[Extracts from a graphics dataset]
— Start —
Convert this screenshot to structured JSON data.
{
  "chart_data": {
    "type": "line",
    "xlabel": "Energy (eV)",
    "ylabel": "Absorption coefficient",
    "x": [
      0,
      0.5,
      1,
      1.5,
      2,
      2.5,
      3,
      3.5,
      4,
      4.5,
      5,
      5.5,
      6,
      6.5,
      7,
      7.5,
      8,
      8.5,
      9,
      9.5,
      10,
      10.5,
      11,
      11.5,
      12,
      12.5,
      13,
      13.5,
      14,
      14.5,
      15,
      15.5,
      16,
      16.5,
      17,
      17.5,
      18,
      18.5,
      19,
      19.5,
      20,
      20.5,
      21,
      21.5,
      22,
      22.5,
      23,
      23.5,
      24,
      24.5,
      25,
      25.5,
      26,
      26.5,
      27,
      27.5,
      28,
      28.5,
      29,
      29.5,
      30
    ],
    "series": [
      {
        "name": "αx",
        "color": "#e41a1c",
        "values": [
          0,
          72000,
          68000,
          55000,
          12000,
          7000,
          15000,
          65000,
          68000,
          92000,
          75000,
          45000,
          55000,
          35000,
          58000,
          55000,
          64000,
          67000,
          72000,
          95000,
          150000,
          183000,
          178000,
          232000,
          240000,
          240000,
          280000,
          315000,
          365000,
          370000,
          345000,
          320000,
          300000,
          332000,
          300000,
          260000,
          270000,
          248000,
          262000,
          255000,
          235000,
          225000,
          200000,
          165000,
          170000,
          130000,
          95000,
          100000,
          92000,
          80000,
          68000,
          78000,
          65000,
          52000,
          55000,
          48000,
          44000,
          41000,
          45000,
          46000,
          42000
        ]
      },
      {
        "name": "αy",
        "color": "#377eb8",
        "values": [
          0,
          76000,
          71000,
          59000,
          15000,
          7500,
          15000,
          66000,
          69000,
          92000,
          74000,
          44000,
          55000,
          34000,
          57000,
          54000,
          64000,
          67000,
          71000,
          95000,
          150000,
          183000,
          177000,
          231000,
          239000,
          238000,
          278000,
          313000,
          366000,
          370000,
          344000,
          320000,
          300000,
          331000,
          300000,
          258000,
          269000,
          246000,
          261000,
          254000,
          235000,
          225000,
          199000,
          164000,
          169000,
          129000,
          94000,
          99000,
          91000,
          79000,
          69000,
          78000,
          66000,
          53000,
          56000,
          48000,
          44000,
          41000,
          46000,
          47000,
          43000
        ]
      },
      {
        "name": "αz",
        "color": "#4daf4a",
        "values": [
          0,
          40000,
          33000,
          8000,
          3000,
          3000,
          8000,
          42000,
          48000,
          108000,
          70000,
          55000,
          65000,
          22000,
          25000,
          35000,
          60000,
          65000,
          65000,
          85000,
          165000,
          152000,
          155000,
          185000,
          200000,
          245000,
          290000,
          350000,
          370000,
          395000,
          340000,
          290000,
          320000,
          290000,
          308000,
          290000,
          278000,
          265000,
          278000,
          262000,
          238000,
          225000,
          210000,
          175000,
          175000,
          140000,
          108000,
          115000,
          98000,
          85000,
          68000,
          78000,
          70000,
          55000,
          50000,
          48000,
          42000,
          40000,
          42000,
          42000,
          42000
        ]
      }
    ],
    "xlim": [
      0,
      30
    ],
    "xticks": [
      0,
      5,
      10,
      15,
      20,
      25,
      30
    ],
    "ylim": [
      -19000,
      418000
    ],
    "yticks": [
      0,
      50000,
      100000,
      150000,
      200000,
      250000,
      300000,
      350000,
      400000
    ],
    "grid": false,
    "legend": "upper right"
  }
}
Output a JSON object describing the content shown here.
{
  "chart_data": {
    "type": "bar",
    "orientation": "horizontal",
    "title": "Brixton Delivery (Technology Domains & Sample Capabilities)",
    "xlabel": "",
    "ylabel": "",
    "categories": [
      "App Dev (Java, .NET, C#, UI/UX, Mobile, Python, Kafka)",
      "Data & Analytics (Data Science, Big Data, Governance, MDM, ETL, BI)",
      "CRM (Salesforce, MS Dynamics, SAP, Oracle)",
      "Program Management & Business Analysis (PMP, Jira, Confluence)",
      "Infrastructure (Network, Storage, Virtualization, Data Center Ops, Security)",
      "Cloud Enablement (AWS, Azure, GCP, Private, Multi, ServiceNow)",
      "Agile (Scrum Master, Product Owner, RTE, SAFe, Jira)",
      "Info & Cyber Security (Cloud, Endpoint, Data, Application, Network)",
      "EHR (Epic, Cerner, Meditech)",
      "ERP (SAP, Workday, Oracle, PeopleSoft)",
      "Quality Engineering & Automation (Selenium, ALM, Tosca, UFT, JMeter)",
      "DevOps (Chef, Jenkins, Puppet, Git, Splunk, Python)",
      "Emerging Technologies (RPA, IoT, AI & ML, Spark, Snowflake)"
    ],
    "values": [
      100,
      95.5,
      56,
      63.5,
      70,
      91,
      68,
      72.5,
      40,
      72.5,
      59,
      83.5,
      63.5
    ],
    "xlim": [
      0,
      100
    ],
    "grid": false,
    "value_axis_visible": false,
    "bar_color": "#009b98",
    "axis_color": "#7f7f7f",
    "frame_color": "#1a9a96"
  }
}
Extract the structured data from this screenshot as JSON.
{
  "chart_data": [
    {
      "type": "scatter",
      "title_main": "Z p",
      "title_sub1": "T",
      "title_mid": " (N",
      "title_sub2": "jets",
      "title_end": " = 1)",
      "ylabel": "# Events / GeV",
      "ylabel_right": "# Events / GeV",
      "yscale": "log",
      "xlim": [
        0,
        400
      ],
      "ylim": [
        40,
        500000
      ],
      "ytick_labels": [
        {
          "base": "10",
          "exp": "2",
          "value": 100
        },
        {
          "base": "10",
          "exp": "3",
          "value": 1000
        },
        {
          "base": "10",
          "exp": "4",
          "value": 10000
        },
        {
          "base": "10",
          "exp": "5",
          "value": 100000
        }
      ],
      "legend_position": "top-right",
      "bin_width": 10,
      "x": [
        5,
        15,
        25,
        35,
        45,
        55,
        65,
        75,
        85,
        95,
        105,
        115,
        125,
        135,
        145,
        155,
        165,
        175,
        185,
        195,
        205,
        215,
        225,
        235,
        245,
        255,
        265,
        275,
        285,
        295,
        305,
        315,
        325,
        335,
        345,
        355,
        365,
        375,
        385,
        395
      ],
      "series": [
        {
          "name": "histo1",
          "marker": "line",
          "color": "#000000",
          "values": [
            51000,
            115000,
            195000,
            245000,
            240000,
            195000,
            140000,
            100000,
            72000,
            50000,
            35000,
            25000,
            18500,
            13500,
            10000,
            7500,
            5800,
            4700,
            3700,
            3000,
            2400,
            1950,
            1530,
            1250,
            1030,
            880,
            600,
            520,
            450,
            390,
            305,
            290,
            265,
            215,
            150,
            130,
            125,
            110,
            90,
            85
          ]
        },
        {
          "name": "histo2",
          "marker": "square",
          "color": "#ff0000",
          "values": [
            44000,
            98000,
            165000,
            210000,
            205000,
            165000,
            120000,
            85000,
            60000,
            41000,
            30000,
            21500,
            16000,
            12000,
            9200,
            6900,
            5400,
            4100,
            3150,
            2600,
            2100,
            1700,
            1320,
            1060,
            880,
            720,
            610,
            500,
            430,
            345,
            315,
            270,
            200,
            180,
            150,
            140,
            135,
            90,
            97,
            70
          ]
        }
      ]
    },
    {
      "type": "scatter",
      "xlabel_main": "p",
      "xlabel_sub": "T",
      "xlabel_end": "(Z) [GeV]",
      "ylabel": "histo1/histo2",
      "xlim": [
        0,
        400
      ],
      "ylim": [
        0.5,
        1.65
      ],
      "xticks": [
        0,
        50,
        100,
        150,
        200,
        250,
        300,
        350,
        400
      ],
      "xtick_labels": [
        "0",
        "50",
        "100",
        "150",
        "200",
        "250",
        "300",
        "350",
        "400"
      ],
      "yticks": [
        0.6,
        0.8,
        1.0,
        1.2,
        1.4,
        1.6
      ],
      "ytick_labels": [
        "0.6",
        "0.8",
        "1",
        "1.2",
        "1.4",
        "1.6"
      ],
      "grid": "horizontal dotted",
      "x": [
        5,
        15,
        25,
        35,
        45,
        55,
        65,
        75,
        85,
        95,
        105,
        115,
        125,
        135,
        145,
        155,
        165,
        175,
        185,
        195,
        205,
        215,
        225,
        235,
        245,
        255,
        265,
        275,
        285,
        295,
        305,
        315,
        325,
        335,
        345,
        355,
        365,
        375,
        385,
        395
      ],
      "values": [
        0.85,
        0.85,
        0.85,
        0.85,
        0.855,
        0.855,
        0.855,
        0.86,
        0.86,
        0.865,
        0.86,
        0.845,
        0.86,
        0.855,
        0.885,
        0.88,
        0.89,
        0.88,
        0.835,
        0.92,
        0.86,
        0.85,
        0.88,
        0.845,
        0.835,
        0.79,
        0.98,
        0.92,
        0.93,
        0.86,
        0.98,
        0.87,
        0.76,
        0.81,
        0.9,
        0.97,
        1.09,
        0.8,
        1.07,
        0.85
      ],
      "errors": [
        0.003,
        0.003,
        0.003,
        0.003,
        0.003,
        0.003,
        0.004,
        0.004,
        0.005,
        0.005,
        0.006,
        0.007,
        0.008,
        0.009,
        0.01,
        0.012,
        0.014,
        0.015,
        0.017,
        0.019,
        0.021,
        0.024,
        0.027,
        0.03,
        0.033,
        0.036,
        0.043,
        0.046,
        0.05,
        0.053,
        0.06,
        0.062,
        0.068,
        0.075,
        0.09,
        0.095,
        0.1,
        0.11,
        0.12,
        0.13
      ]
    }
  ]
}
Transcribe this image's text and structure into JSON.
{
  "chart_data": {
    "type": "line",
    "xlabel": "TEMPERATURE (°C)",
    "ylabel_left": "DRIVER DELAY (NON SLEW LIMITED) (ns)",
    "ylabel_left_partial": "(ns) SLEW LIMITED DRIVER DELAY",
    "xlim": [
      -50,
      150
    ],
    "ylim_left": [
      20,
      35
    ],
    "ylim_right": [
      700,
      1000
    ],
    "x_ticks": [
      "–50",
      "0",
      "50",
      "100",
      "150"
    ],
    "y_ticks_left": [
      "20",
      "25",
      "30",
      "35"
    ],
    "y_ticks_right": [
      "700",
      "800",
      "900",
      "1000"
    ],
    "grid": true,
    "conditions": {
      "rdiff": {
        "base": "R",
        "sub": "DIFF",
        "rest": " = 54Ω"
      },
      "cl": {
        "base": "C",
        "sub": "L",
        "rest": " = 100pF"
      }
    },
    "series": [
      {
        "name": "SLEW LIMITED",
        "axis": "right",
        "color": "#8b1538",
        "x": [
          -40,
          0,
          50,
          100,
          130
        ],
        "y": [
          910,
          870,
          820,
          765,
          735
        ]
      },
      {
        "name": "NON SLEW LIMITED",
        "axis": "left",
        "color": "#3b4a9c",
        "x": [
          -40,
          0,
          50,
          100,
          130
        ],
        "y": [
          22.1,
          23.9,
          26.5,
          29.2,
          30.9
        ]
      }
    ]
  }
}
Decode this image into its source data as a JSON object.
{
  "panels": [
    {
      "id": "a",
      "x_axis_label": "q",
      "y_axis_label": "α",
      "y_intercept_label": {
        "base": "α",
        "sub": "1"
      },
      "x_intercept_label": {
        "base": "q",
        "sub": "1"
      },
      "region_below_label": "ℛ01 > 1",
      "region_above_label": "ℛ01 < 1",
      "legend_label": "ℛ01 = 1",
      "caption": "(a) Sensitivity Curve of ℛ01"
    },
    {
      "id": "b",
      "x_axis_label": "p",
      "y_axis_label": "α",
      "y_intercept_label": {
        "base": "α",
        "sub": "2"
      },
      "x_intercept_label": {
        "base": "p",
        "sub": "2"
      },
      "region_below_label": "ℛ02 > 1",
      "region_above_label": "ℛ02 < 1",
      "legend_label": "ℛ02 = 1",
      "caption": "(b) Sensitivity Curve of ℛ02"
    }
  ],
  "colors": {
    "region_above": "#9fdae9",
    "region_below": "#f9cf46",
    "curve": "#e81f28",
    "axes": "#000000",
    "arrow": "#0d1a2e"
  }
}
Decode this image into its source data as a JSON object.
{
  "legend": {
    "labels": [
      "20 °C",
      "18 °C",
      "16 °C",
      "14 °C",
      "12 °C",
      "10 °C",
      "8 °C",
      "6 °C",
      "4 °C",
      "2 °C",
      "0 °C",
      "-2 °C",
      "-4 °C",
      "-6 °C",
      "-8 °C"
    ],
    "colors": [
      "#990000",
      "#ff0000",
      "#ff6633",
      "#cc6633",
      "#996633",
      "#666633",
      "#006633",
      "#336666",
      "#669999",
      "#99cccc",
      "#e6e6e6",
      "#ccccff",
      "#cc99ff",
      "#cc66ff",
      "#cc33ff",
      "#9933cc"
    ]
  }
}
— End —
To do:
Identify the lines of the entries containing the string "DELAY". Copy each such line.

Written solution:
    "ylabel_left": "DRIVER DELAY (NON SLEW LIMITED) (ns)",
    "ylabel_left_partial": "(ns) SLEW LIMITED DRIVER DELAY",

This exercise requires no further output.